- _What you need to do_
Copy out every one of the lines below, keeping each character as it appears.

- _Data lines_
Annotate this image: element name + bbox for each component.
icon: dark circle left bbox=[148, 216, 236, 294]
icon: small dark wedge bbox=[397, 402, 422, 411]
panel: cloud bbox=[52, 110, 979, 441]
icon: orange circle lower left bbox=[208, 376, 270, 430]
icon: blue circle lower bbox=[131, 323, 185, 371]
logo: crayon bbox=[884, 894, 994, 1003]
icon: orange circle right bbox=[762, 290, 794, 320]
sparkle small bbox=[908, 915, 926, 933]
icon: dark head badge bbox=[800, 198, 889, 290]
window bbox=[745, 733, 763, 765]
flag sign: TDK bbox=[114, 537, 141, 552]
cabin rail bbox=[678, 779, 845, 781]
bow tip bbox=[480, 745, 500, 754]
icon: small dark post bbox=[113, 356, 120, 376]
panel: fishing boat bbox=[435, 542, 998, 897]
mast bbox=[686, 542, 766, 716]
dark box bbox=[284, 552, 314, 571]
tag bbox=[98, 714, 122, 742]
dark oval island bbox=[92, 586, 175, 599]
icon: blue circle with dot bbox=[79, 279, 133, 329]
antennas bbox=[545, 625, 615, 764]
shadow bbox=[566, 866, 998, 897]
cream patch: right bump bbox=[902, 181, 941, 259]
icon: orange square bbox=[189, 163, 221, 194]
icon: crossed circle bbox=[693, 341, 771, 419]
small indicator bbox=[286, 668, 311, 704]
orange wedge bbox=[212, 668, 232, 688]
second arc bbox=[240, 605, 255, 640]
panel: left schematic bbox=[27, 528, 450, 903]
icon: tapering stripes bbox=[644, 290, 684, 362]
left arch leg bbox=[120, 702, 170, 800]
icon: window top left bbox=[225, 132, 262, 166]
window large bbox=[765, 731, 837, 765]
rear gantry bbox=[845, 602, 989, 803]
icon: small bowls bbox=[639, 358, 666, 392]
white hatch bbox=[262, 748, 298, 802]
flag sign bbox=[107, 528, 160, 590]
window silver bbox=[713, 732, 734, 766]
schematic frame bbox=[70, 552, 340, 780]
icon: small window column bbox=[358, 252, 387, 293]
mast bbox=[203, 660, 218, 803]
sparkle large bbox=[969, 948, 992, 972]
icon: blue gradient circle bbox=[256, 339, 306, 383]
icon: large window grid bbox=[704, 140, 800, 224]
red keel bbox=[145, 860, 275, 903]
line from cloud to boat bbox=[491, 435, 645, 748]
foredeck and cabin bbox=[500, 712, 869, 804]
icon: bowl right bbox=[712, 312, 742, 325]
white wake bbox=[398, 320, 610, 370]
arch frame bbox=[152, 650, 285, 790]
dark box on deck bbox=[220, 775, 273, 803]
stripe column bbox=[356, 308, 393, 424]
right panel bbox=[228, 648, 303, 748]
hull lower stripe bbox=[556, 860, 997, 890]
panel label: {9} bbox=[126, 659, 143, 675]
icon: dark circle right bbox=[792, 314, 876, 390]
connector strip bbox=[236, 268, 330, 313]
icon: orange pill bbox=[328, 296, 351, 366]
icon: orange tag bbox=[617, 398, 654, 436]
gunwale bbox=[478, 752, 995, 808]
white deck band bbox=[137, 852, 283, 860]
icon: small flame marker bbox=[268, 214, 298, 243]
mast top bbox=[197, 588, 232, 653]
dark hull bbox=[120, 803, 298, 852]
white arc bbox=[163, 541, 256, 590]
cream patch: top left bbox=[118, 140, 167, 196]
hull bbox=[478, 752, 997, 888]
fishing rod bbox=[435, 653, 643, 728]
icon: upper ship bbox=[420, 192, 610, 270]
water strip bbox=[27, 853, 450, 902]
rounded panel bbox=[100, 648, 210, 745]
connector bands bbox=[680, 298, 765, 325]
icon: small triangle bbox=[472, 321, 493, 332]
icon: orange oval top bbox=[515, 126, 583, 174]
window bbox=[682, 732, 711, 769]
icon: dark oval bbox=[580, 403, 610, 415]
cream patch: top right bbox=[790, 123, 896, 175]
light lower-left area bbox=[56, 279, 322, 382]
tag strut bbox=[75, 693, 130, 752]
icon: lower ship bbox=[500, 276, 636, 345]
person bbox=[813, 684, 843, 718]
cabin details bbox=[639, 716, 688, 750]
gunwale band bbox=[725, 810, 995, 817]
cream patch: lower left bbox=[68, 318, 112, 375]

- _Exercise answer_
Annotate this image: element name + bbox for each component.
icon: dark circle left bbox=[148, 216, 236, 294]
icon: small dark wedge bbox=[397, 402, 422, 411]
panel: cloud bbox=[52, 110, 979, 441]
icon: orange circle lower left bbox=[208, 376, 270, 430]
icon: blue circle lower bbox=[131, 323, 185, 371]
logo: crayon bbox=[884, 894, 994, 1003]
icon: orange circle right bbox=[762, 290, 794, 320]
sparkle small bbox=[908, 915, 926, 933]
icon: dark head badge bbox=[800, 198, 889, 290]
window bbox=[745, 733, 763, 765]
flag sign: TDK bbox=[114, 537, 141, 552]
cabin rail bbox=[678, 779, 845, 781]
bow tip bbox=[480, 745, 500, 754]
icon: small dark post bbox=[113, 356, 120, 376]
panel: fishing boat bbox=[435, 542, 998, 897]
mast bbox=[686, 542, 766, 716]
dark box bbox=[284, 552, 314, 571]
tag bbox=[98, 714, 122, 742]
dark oval island bbox=[92, 586, 175, 599]
icon: blue circle with dot bbox=[79, 279, 133, 329]
antennas bbox=[545, 625, 615, 764]
shadow bbox=[566, 866, 998, 897]
cream patch: right bump bbox=[902, 181, 941, 259]
icon: orange square bbox=[189, 163, 221, 194]
icon: crossed circle bbox=[693, 341, 771, 419]
small indicator bbox=[286, 668, 311, 704]
orange wedge bbox=[212, 668, 232, 688]
second arc bbox=[240, 605, 255, 640]
panel: left schematic bbox=[27, 528, 450, 903]
icon: tapering stripes bbox=[644, 290, 684, 362]
left arch leg bbox=[120, 702, 170, 800]
icon: window top left bbox=[225, 132, 262, 166]
window large bbox=[765, 731, 837, 765]
rear gantry bbox=[845, 602, 989, 803]
icon: small bowls bbox=[639, 358, 666, 392]
white hatch bbox=[262, 748, 298, 802]
flag sign bbox=[107, 528, 160, 590]
window silver bbox=[713, 732, 734, 766]
schematic frame bbox=[70, 552, 340, 780]
icon: small window column bbox=[358, 252, 387, 293]
mast bbox=[203, 660, 218, 803]
sparkle large bbox=[969, 948, 992, 972]
icon: blue gradient circle bbox=[256, 339, 306, 383]
icon: large window grid bbox=[704, 140, 800, 224]
red keel bbox=[145, 860, 275, 903]
line from cloud to boat bbox=[491, 435, 645, 748]
foredeck and cabin bbox=[500, 712, 869, 804]
icon: bowl right bbox=[712, 312, 742, 325]
white wake bbox=[398, 320, 610, 370]
arch frame bbox=[152, 650, 285, 790]
dark box on deck bbox=[220, 775, 273, 803]
stripe column bbox=[356, 308, 393, 424]
right panel bbox=[228, 648, 303, 748]
hull lower stripe bbox=[556, 860, 997, 890]
panel label: {9} bbox=[126, 659, 143, 675]
icon: dark circle right bbox=[792, 314, 876, 390]
connector strip bbox=[236, 268, 330, 313]
icon: orange pill bbox=[328, 296, 351, 366]
icon: orange tag bbox=[617, 398, 654, 436]
gunwale bbox=[478, 752, 995, 808]
white deck band bbox=[137, 852, 283, 860]
icon: small flame marker bbox=[268, 214, 298, 243]
mast top bbox=[197, 588, 232, 653]
dark hull bbox=[120, 803, 298, 852]
white arc bbox=[163, 541, 256, 590]
cream patch: top left bbox=[118, 140, 167, 196]
hull bbox=[478, 752, 997, 888]
fishing rod bbox=[435, 653, 643, 728]
icon: upper ship bbox=[420, 192, 610, 270]
water strip bbox=[27, 853, 450, 902]
rounded panel bbox=[100, 648, 210, 745]
connector bands bbox=[680, 298, 765, 325]
icon: small triangle bbox=[472, 321, 493, 332]
icon: orange oval top bbox=[515, 126, 583, 174]
window bbox=[682, 732, 711, 769]
icon: dark oval bbox=[580, 403, 610, 415]
cream patch: top right bbox=[790, 123, 896, 175]
light lower-left area bbox=[56, 279, 322, 382]
tag strut bbox=[75, 693, 130, 752]
icon: lower ship bbox=[500, 276, 636, 345]
person bbox=[813, 684, 843, 718]
cabin details bbox=[639, 716, 688, 750]
gunwale band bbox=[725, 810, 995, 817]
cream patch: lower left bbox=[68, 318, 112, 375]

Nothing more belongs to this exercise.